**AIM:** Transcribe exactly the lines from the one containing "What's the underlying" through the end of the data, both included. Leave out pictures.

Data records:
_____
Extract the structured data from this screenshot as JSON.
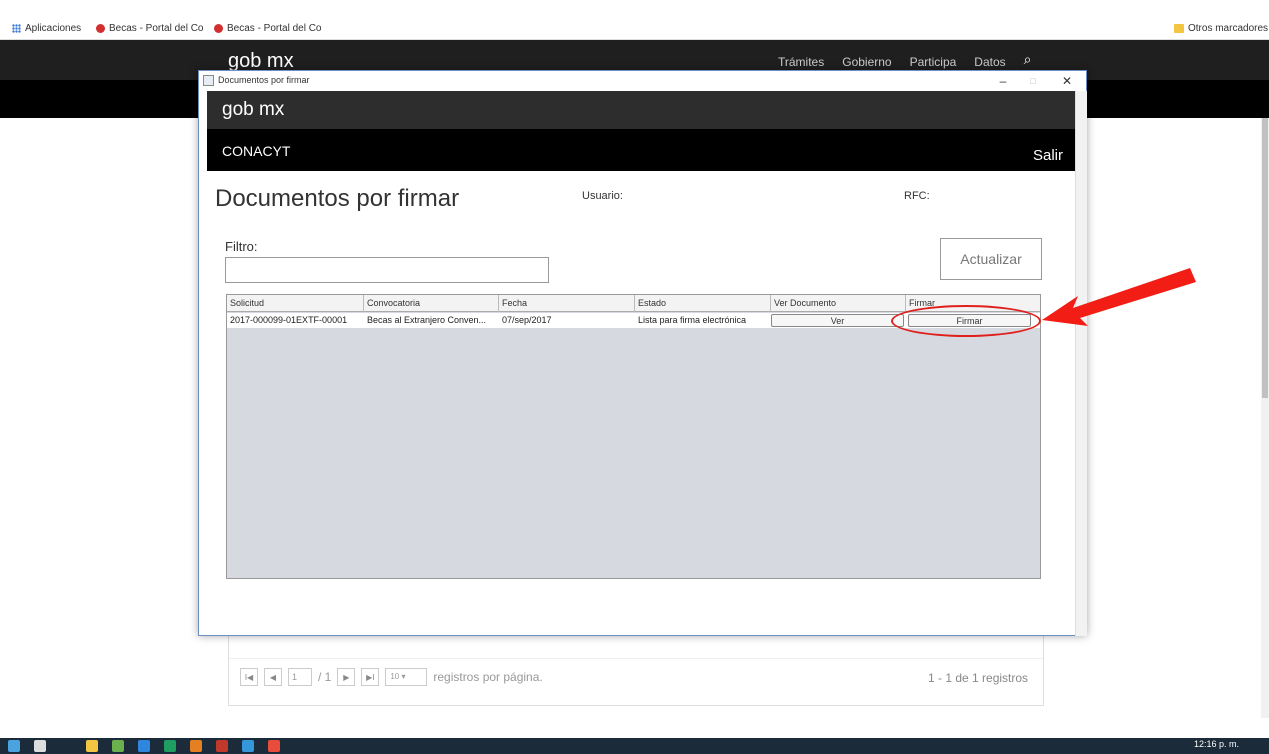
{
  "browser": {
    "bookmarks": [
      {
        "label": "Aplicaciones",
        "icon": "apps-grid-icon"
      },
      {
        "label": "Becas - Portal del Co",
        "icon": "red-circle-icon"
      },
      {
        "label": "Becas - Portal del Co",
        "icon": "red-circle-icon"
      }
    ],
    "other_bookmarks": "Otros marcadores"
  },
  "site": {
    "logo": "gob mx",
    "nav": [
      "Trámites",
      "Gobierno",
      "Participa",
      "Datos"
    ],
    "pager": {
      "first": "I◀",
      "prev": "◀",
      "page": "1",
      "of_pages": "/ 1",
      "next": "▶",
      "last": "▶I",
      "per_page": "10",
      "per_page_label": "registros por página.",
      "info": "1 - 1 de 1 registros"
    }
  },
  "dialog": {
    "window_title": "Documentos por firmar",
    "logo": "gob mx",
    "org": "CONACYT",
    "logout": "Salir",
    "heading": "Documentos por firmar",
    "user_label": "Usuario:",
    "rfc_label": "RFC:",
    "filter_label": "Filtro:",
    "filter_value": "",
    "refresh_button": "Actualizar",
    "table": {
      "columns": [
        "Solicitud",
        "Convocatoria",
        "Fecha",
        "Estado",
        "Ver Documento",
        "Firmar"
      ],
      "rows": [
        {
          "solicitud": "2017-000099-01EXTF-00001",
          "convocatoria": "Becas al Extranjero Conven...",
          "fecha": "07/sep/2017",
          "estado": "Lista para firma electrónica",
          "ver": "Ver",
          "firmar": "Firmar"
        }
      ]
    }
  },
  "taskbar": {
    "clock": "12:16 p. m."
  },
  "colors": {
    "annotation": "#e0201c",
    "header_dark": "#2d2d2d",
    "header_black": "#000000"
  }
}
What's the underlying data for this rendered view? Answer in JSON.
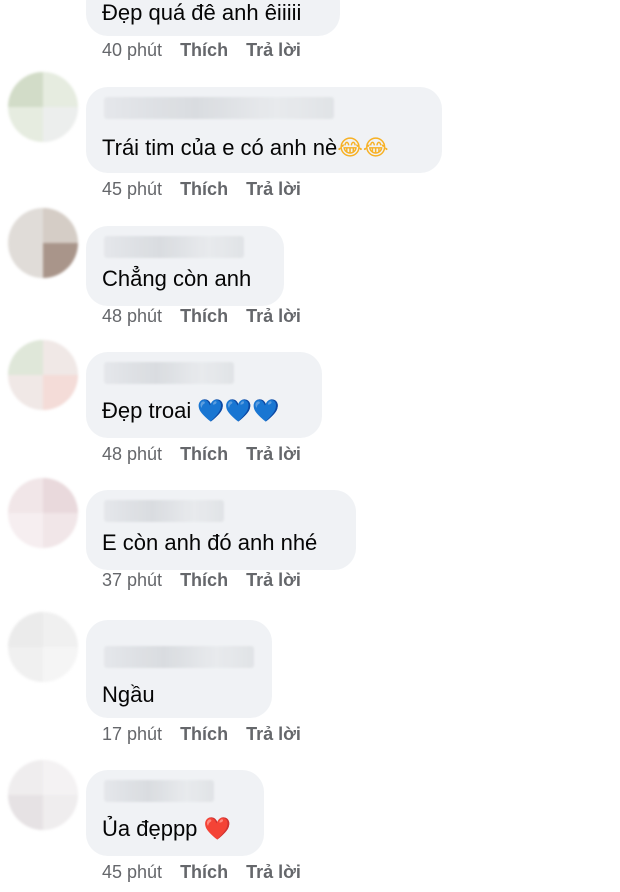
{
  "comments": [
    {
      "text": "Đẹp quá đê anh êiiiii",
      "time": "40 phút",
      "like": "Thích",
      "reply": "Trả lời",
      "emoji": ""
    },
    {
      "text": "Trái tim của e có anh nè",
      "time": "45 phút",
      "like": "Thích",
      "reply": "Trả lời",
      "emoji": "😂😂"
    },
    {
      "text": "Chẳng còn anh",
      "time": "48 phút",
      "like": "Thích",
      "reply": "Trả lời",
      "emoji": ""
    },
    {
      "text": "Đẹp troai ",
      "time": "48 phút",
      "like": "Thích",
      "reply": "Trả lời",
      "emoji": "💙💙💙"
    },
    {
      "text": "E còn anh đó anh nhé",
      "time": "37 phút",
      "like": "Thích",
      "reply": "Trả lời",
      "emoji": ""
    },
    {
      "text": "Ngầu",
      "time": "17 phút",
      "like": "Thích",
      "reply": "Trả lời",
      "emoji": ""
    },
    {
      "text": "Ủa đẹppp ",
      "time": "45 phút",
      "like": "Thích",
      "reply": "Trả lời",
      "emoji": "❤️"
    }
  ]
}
_____
**FINISHED ANSWER:**
What's the underlying data for this rendered view? Answer in JSON.
{
  "comments": [
    {
      "text": "Đẹp quá đê anh êiiiii",
      "time": "40 phút",
      "like": "Thích",
      "reply": "Trả lời",
      "emoji": ""
    },
    {
      "text": "Trái tim của e có anh nè",
      "time": "45 phút",
      "like": "Thích",
      "reply": "Trả lời",
      "emoji": "😂😂"
    },
    {
      "text": "Chẳng còn anh",
      "time": "48 phút",
      "like": "Thích",
      "reply": "Trả lời",
      "emoji": ""
    },
    {
      "text": "Đẹp troai ",
      "time": "48 phút",
      "like": "Thích",
      "reply": "Trả lời",
      "emoji": "💙💙💙"
    },
    {
      "text": "E còn anh đó anh nhé",
      "time": "37 phút",
      "like": "Thích",
      "reply": "Trả lời",
      "emoji": ""
    },
    {
      "text": "Ngầu",
      "time": "17 phút",
      "like": "Thích",
      "reply": "Trả lời",
      "emoji": ""
    },
    {
      "text": "Ủa đẹppp ",
      "time": "45 phút",
      "like": "Thích",
      "reply": "Trả lời",
      "emoji": "❤️"
    }
  ]
}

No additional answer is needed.